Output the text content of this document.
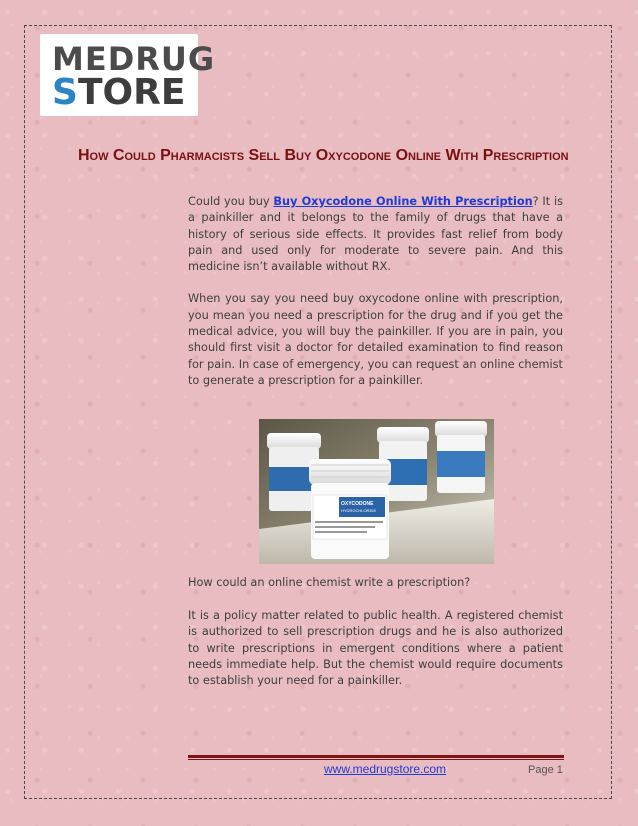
MEDRUG
STORE
How Could Pharmacists Sell Buy Oxycodone Online With Prescription

Could you buy Buy Oxycodone Online With Prescription? It is a painkiller and it belongs to the family of drugs that have a history of serious side effects. It provides fast relief from body pain and used only for moderate to severe pain. And this medicine isn’t available without RX.

When you say you need buy oxycodone online with prescription, you mean you need a prescription for the drug and if you get the medical advice, you will buy the painkiller. If you are in pain, you should first visit a doctor for detailed examination to find reason for pain. In case of emergency, you can request an online chemist to generate a prescription for a painkiller.

OXYCODONE
HYDROCHLORIDE
How could an online chemist write a prescription?

It is a policy matter related to public health. A registered chemist is authorized to sell prescription drugs and he is also authorized to write prescriptions in emergent conditions where a patient needs immediate help. But the chemist would require documents to establish your need for a painkiller.

www.medrugstore.com	Page 1
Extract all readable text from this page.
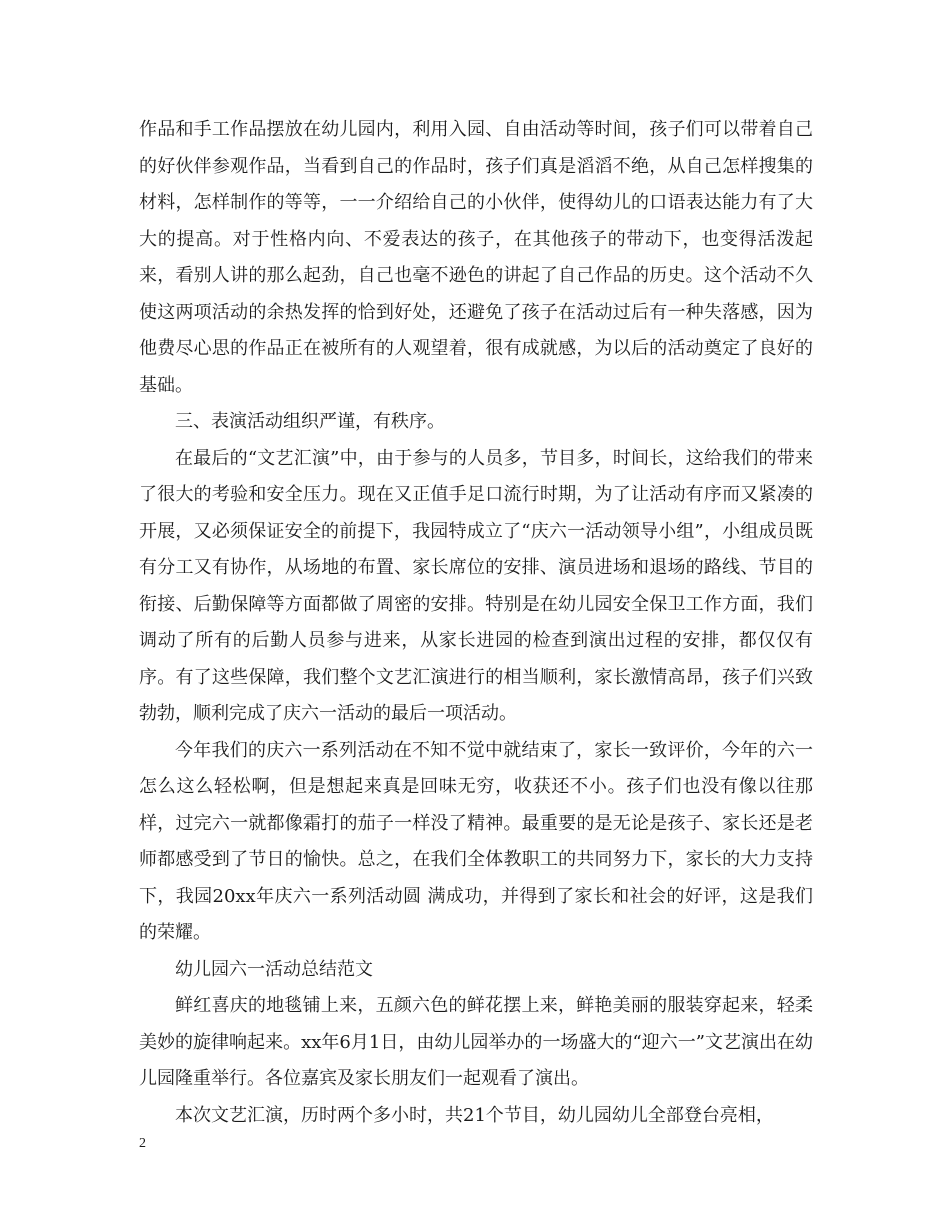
作品和手工作品摆放在幼儿园内，利用入园、自由活动等时间，孩子们可以带着自己的好伙伴参观作品，当看到自己的作品时，孩子们真是滔滔不绝，从自己怎样搜集的材料，怎样制作的等等，一一介绍给自己的小伙伴，使得幼儿的口语表达能力有了大大的提高。对于性格内向、不爱表达的孩子，在其他孩子的带动下，也变得活泼起来，看别人讲的那么起劲，自己也毫不逊色的讲起了自己作品的历史。这个活动不久使这两项活动的余热发挥的恰到好处，还避免了孩子在活动过后有一种失落感，因为他费尽心思的作品正在被所有的人观望着，很有成就感，为以后的活动奠定了良好的基础。

三、表演活动组织严谨，有秩序。

在最后的“文艺汇演”中，由于参与的人员多，节目多，时间长，这给我们的带来了很大的考验和安全压力。现在又正值手足口流行时期，为了让活动有序而又紧凑的开展，又必须保证安全的前提下，我园特成立了“庆六一活动领导小组”，小组成员既有分工又有协作，从场地的布置、家长席位的安排、演员进场和退场的路线、节目的衔接、后勤保障等方面都做了周密的安排。特别是在幼儿园安全保卫工作方面，我们调动了所有的后勤人员参与进来，从家长进园的检查到演出过程的安排，都仅仅有序。有了这些保障，我们整个文艺汇演进行的相当顺利，家长激情高昂，孩子们兴致勃勃，顺利完成了庆六一活动的最后一项活动。

今年我们的庆六一系列活动在不知不觉中就结束了，家长一致评价，今年的六一怎么这么轻松啊，但是想起来真是回味无穷，收获还不小。孩子们也没有像以往那样，过完六一就都像霜打的茄子一样没了精神。最重要的是无论是孩子、家长还是老师都感受到了节日的愉快。总之，在我们全体教职工的共同努力下，家长的大力支持下，我园20xx年庆六一系列活动圆 满成功，并得到了家长和社会的好评，这是我们的荣耀。

幼儿园六一活动总结范文

鲜红喜庆的地毯铺上来，五颜六色的鲜花摆上来，鲜艳美丽的服装穿起来，轻柔美妙的旋律响起来。xx年6月1日，由幼儿园举办的一场盛大的“迎六一”文艺演出在幼儿园隆重举行。各位嘉宾及家长朋友们一起观看了演出。

本次文艺汇演，历时两个多小时，共21个节目，幼儿园幼儿全部登台亮相，

2
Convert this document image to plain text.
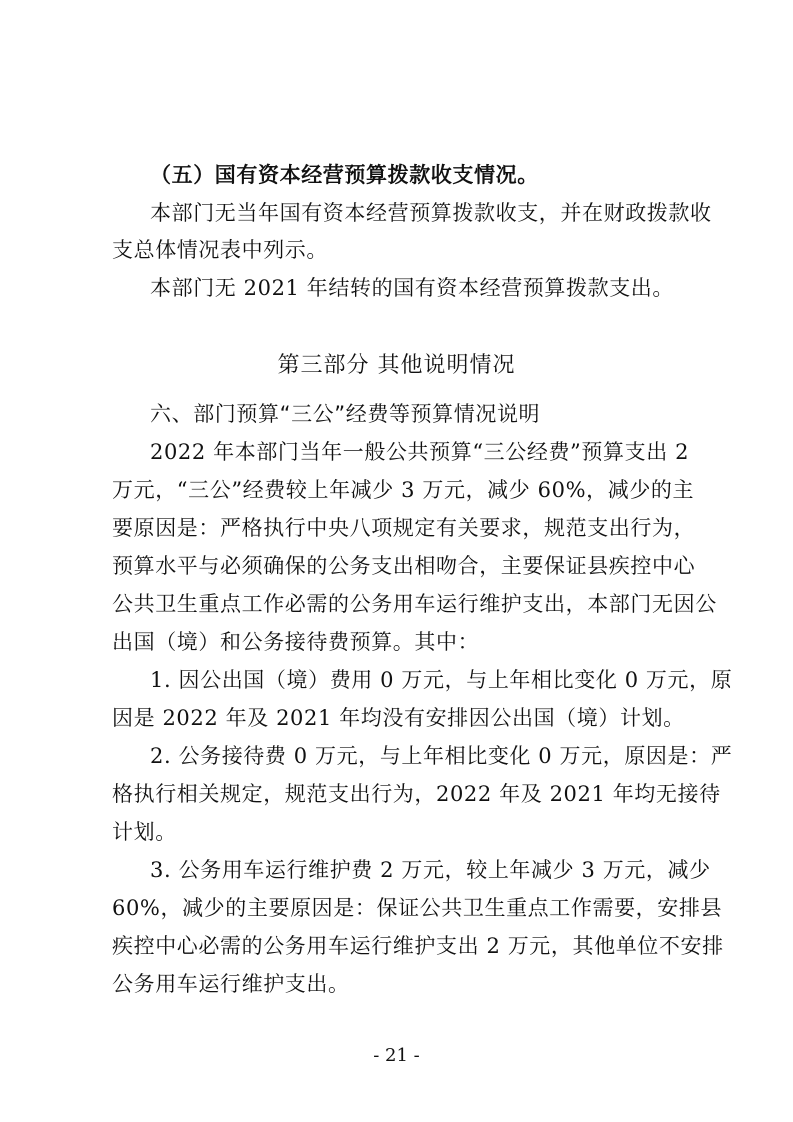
（五）国有资本经营预算拨款收支情况。
本部门无当年国有资本经营预算拨款收支，并在财政拨款收
支总体情况表中列示。
本部门无 2021 年结转的国有资本经营预算拨款支出。
第三部分 其他说明情况
六、部门预算“三公”经费等预算情况说明
2022 年本部门当年一般公共预算“三公经费”预算支出 2
万元，“三公”经费较上年减少 3 万元，减少 60%，减少的主
要原因是：严格执行中央八项规定有关要求，规范支出行为，
预算水平与必须确保的公务支出相吻合，主要保证县疾控中心
公共卫生重点工作必需的公务用车运行维护支出，本部门无因公
出国（境）和公务接待费预算。其中：
1. 因公出国（境）费用 0 万元，与上年相比变化 0 万元，原
因是 2022 年及 2021 年均没有安排因公出国（境）计划。
2. 公务接待费 0 万元，与上年相比变化 0 万元，原因是：严
格执行相关规定，规范支出行为，2022 年及 2021 年均无接待
计划。
3. 公务用车运行维护费 2 万元，较上年减少 3 万元，减少
60%，减少的主要原因是：保证公共卫生重点工作需要，安排县
疾控中心必需的公务用车运行维护支出 2 万元，其他单位不安排
公务用车运行维护支出。
- 21 -
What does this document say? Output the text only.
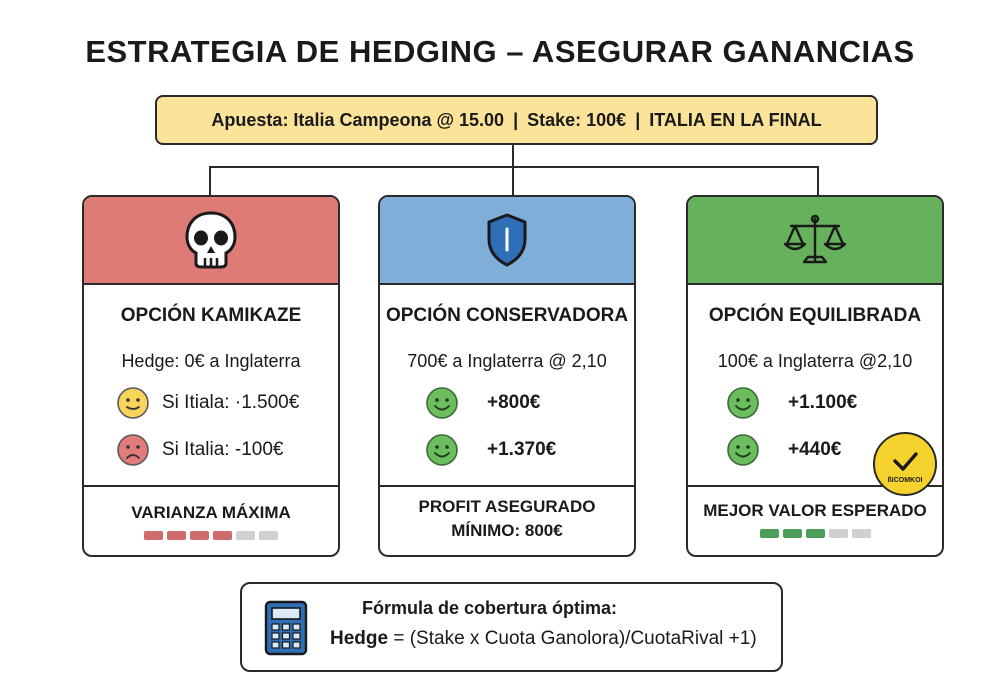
ESTRATEGIA DE HEDGING – ASEGURAR GANANCIAS
Apuesta: Italia Campeona @ 15.00 | Stake: 100€ | ITALIA EN LA FINAL
OPCIÓN KAMIKAZE
Hedge: 0€ a Inglaterra
Si Itiala: ·1.500€
Si Italia: -100€
VARIANZA MÁXIMA
OPCIÓN CONSERVADORA
700€ a Inglaterra @ 2,10
+800€
+1.370€
PROFIT ASEGURADO
MÍNIMO: 800€
OPCIÓN EQUILIBRADA
100€ a Inglaterra @2,10
+1.100€
+440€
MEJOR VALOR ESPERADO
ßICOMKOI
Fórmula de cobertura óptima:
Hedge = (Stake x Cuota Ganolora)/CuotaRival +1)
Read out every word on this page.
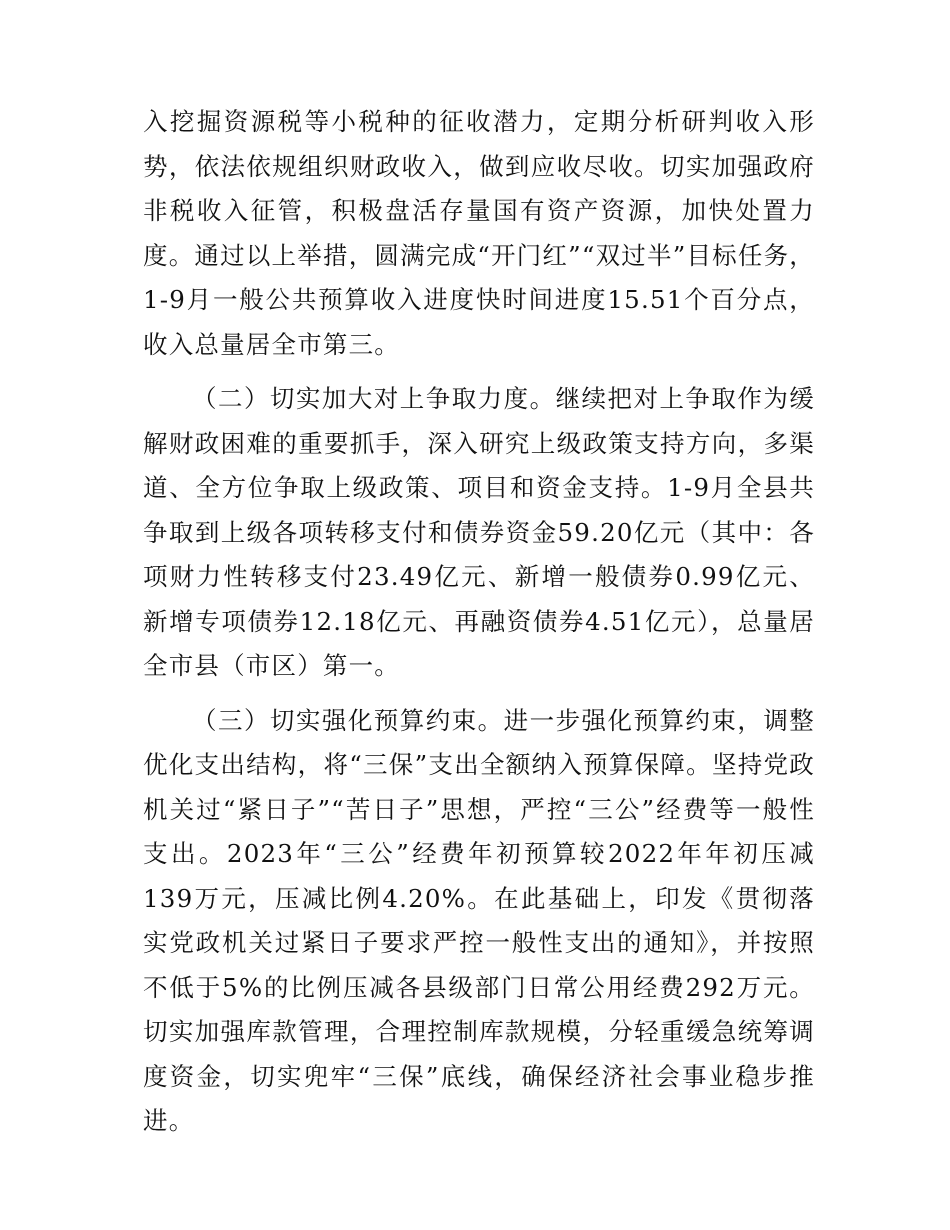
入挖掘资源税等小税种的征收潜力，定期分析研判收入形势，依法依规组织财政收入，做到应收尽收。切实加强政府非税收入征管，积极盘活存量国有资产资源，加快处置力度。通过以上举措，圆满完成“开门红”“双过半”目标任务，1-9月一般公共预算收入进度快时间进度15.51个百分点，收入总量居全市第三。

（二）切实加大对上争取力度。继续把对上争取作为缓解财政困难的重要抓手，深入研究上级政策支持方向，多渠道、全方位争取上级政策、项目和资金支持。1-9月全县共争取到上级各项转移支付和债券资金59.20亿元（其中：各项财力性转移支付23.49亿元、新增一般债券0.99亿元、新增专项债券12.18亿元、再融资债券4.51亿元），总量居全市县（市区）第一。

（三）切实强化预算约束。进一步强化预算约束，调整优化支出结构，将“三保”支出全额纳入预算保障。坚持党政机关过“紧日子”“苦日子”思想，严控“三公”经费等一般性支出。2023年“三公”经费年初预算较2022年年初压减139万元，压减比例4.20%。在此基础上，印发《贯彻落实党政机关过紧日子要求严控一般性支出的通知》，并按照不低于5%的比例压减各县级部门日常公用经费292万元。切实加强库款管理，合理控制库款规模，分轻重缓急统筹调度资金，切实兜牢“三保”底线，确保经济社会事业稳步推进。
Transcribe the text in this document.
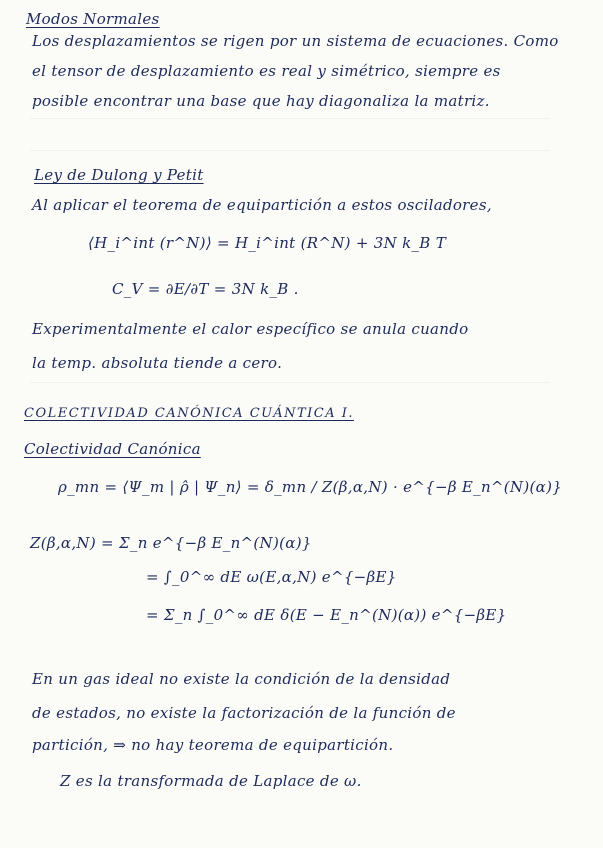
Modos Normales
Los desplazamientos se rigen por un sistema de ecuaciones. Como
el tensor de desplazamiento es real y simétrico, siempre es
posible encontrar una base que hay diagonaliza la matriz.
Ley de Dulong y Petit
Al aplicar el teorema de equipartición a estos osciladores,
⟨H_i^int (r^N)⟩ = H_i^int (R^N) + 3N k_B T
C_V = ∂E/∂T = 3N k_B .
Experimentalmente el calor específico se anula cuando
la temp. absoluta tiende a cero.
COLECTIVIDAD CANÓNICA CUÁNTICA I.
Colectividad Canónica
ρ_mn = ⟨Ψ_m | ρ̂ | Ψ_n⟩ = δ_mn / Z(β,α,N) · e^{−β E_n^(N)(α)}
Z(β,α,N) = Σ_n e^{−β E_n^(N)(α)}
= ∫_0^∞ dE ω(E,α,N) e^{−βE}
= Σ_n ∫_0^∞ dE δ(E − E_n^(N)(α)) e^{−βE}
En un gas ideal no existe la condición de la densidad
de estados, no existe la factorización de la función de
partición, ⇒ no hay teorema de equipartición.
Z es la transformada de Laplace de ω.
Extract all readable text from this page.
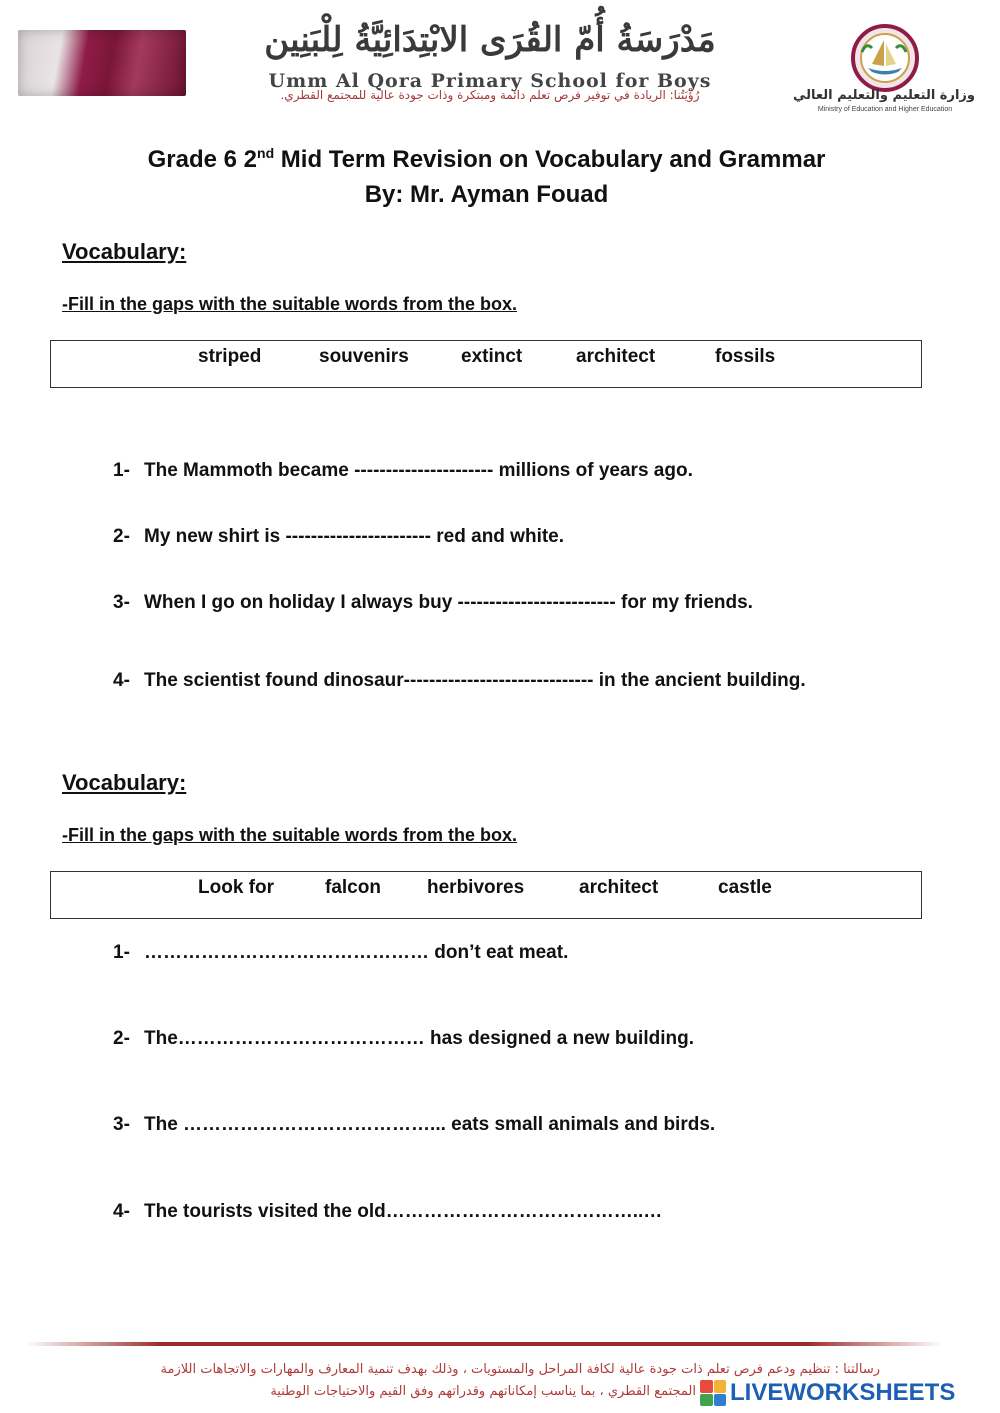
مَدْرَسَةُ أُمّ القُرَى الابْتِدَائِيَّةُ لِلْبَنِين
Umm Al Qora Primary School for Boys
رُؤْيَتُنا: الريادة في توفير فرص تعلم دائمة ومبتكرة وذات جودة عالية للمجتمع القطري.	وزارة التعليم والتعليم العالي
Ministry of Education and Higher Education
Grade 6 2nd Mid Term Revision on Vocabulary and Grammar
By: Mr. Ayman Fouad
Vocabulary:
-Fill in the gaps with the suitable words from the box.
striped	souvenirs	extinct	architect	fossils
1- The Mammoth became ---------------------- millions of years ago.
2- My new shirt is ----------------------- red and white.
3- When I go on holiday I always buy ------------------------- for my friends.
4- The scientist found dinosaur------------------------------ in the ancient building.
Vocabulary:
-Fill in the gaps with the suitable words from the box.
Look for	falcon herbivores	architect	castle
1- ……………………………………… don’t eat meat.
2- The………………………………… has designed a new building.
3- The …………………………………... eats small animals and birds.
4- The tourists visited the old…………………………………..…
رسالتنا : تنظيم ودعم فرص تعلم ذات جودة عالية لكافة المراحل والمستويات ، وذلك بهدف تنمية المعارف والمهارات والاتجاهات اللازمة
المجتمع القطري ، بما يناسب إمكاناتهم وقدراتهم وفق القيم والاحتياجات الوطنية LIVEWORKSHEETS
-.-.-
REQUIRED WORK:
Scan the listing above. Collect all lines with the word "Hedge".

SOLUTION TO THE PROBLEM:
Hedge: 0€ a Inglaterra
Hedge = (Stake x Cuota Ganolora)/CuotaRival +1)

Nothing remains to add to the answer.